### Given exercise
Write out the records word for word, with no pictures.

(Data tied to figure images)
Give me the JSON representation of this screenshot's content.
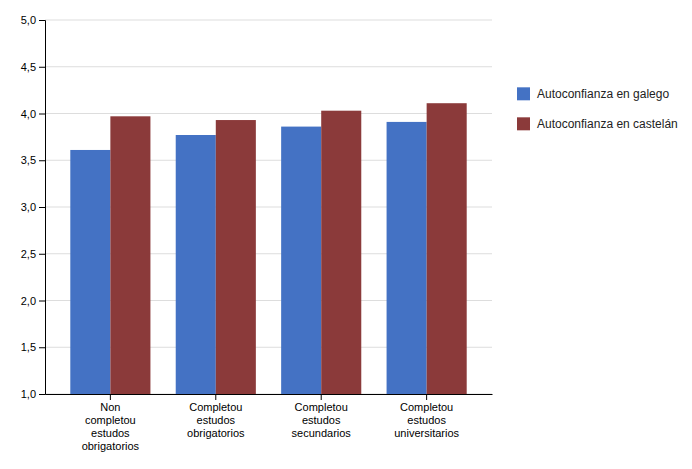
{
  "chart_data": {
    "type": "bar",
    "categories": [
      "Non\ncompletou\nestudos\nobrigatorios",
      "Completou\nestudos\nobrigatorios",
      "Completou\nestudos\nsecundarios",
      "Completou\nestudos\nuniversitarios"
    ],
    "series": [
      {
        "name": "Autoconfianza en galego",
        "color": "#4472C4",
        "values": [
          3.61,
          3.77,
          3.86,
          3.91
        ]
      },
      {
        "name": "Autoconfianza en castelán",
        "color": "#8B3A3A",
        "values": [
          3.97,
          3.93,
          4.03,
          4.11
        ]
      }
    ],
    "ylim": [
      1.0,
      5.0
    ],
    "yticks": [
      {
        "value": 1.0,
        "label": "1,0"
      },
      {
        "value": 1.5,
        "label": "1,5"
      },
      {
        "value": 2.0,
        "label": "2,0"
      },
      {
        "value": 2.5,
        "label": "2,5"
      },
      {
        "value": 3.0,
        "label": "3,0"
      },
      {
        "value": 3.5,
        "label": "3,5"
      },
      {
        "value": 4.0,
        "label": "4,0"
      },
      {
        "value": 4.5,
        "label": "4,5"
      },
      {
        "value": 5.0,
        "label": "5,0"
      }
    ],
    "grid": true,
    "legend": "right"
  }
}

### Response to this task
Give me the JSON representation of this screenshot's content.
{
  "chart_data": {
    "type": "bar",
    "categories": [
      "Non\ncompletou\nestudos\nobrigatorios",
      "Completou\nestudos\nobrigatorios",
      "Completou\nestudos\nsecundarios",
      "Completou\nestudos\nuniversitarios"
    ],
    "series": [
      {
        "name": "Autoconfianza en galego",
        "color": "#4472C4",
        "values": [
          3.61,
          3.77,
          3.86,
          3.91
        ]
      },
      {
        "name": "Autoconfianza en castelán",
        "color": "#8B3A3A",
        "values": [
          3.97,
          3.93,
          4.03,
          4.11
        ]
      }
    ],
    "ylim": [
      1.0,
      5.0
    ],
    "yticks": [
      {
        "value": 1.0,
        "label": "1,0"
      },
      {
        "value": 1.5,
        "label": "1,5"
      },
      {
        "value": 2.0,
        "label": "2,0"
      },
      {
        "value": 2.5,
        "label": "2,5"
      },
      {
        "value": 3.0,
        "label": "3,0"
      },
      {
        "value": 3.5,
        "label": "3,5"
      },
      {
        "value": 4.0,
        "label": "4,0"
      },
      {
        "value": 4.5,
        "label": "4,5"
      },
      {
        "value": 5.0,
        "label": "5,0"
      }
    ],
    "grid": true,
    "legend": "right"
  }
}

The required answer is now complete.